-- BEGIN Available records --

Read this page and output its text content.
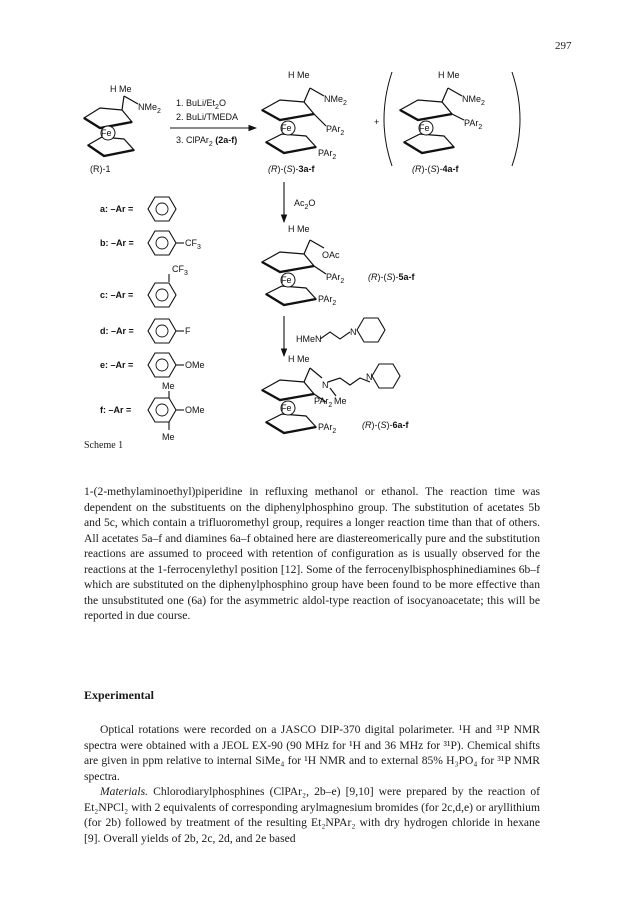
297
Fe
H Me
NMe$_2$
(R)-1
1. BuLi/$Et_2O$
2. BuLi/TMEDA
3. ClPAr$_2$ (2a-f)
Fe
H Me
NMe$_2$
PAr$_2$
PAr$_2$
(R)-(S)-3a-f
+
Fe
H Me
NMe$_2$
PAr$_2$
(R)-(S)-4a-f
a: –Ar =
b: –Ar =	$CF_3$
$CF_3$
c: –Ar =
d: –Ar =	F
e: –Ar =	OMe
Me
f: –Ar =	OMe
Me
$Ac_2O$
Fe
H Me
OAc
PAr$_2$
PAr$_2$
(R)-(S)-5a-f
HMeN
N
N
Fe
H Me
N
Me
PAr$_2$
PAr$_2$
(R)-(S)-6a-f
Scheme 1
1-(2-methylaminoethyl)piperidine in refluxing methanol or ethanol. The reaction time was dependent on the substituents on the diphenylphosphino group. The substitution of acetates 5b and 5c, which contain a trifluoromethyl group, requires a longer reaction time than that of others. All acetates 5a–f and diamines 6a–f obtained here are diastereomerically pure and the substitution reactions are assumed to proceed with retention of configuration as is usually observed for the reactions at the 1-ferrocenylethyl position [12]. Some of the ferrocenylbisphosphinediamines 6b–f which are substituted on the diphenylphosphino group have been found to be more effective than the unsubstituted one (6a) for the asymmetric aldol-type reaction of isocyanoacetate; this will be reported in due course.
Experimental
Optical rotations were recorded on a JASCO DIP-370 digital polarimeter. ¹H and ³¹P NMR spectra were obtained with a JEOL EX-90 (90 MHz for ¹H and 36 MHz for ³¹P). Chemical shifts are given in ppm relative to internal SiMe₄ for ¹H NMR and to external 85% H₃PO₄ for ³¹P NMR spectra.
Materials. Chlorodiarylphosphines (ClPAr₂, 2b–e) [9,10] were prepared by the reaction of Et₂NPCl₂ with 2 equivalents of corresponding arylmagnesium bromides (for 2c,d,e) or aryllithium (for 2b) followed by treatment of the resulting Et₂NPAr₂ with dry hydrogen chloride in hexane [9]. Overall yields of 2b, 2c, 2d, and 2e based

-- END Available records --

- **Exercise**
Every record above should be transcribed exactly; the pictures stay out of the copy.

- **Worked solution**
Read this page and output its text content.
297
Fe
H Me
NMe$_2$
(R)-1
1. BuLi/$Et_2O$
2. BuLi/TMEDA
3. ClPAr$_2$ (2a-f)
Fe
H Me
NMe$_2$
PAr$_2$
PAr$_2$
(R)-(S)-3a-f
+
Fe
H Me
NMe$_2$
PAr$_2$
(R)-(S)-4a-f
a: –Ar =
b: –Ar =	$CF_3$
$CF_3$
c: –Ar =
d: –Ar =	F
e: –Ar =	OMe
Me
f: –Ar =	OMe
Me
$Ac_2O$
Fe
H Me
OAc
PAr$_2$
PAr$_2$
(R)-(S)-5a-f
HMeN
N
N
Fe
H Me
N
Me
PAr$_2$
PAr$_2$
(R)-(S)-6a-f
Scheme 1
1-(2-methylaminoethyl)piperidine in refluxing methanol or ethanol. The reaction time was dependent on the substituents on the diphenylphosphino group. The substitution of acetates 5b and 5c, which contain a trifluoromethyl group, requires a longer reaction time than that of others. All acetates 5a–f and diamines 6a–f obtained here are diastereomerically pure and the substitution reactions are assumed to proceed with retention of configuration as is usually observed for the reactions at the 1-ferrocenylethyl position [12]. Some of the ferrocenylbisphosphinediamines 6b–f which are substituted on the diphenylphosphino group have been found to be more effective than the unsubstituted one (6a) for the asymmetric aldol-type reaction of isocyanoacetate; this will be reported in due course.
Experimental
Optical rotations were recorded on a JASCO DIP-370 digital polarimeter. ¹H and ³¹P NMR spectra were obtained with a JEOL EX-90 (90 MHz for ¹H and 36 MHz for ³¹P). Chemical shifts are given in ppm relative to internal SiMe₄ for ¹H NMR and to external 85% H₃PO₄ for ³¹P NMR spectra.
Materials. Chlorodiarylphosphines (ClPAr₂, 2b–e) [9,10] were prepared by the reaction of Et₂NPCl₂ with 2 equivalents of corresponding arylmagnesium bromides (for 2c,d,e) or aryllithium (for 2b) followed by treatment of the resulting Et₂NPAr₂ with dry hydrogen chloride in hexane [9]. Overall yields of 2b, 2c, 2d, and 2e based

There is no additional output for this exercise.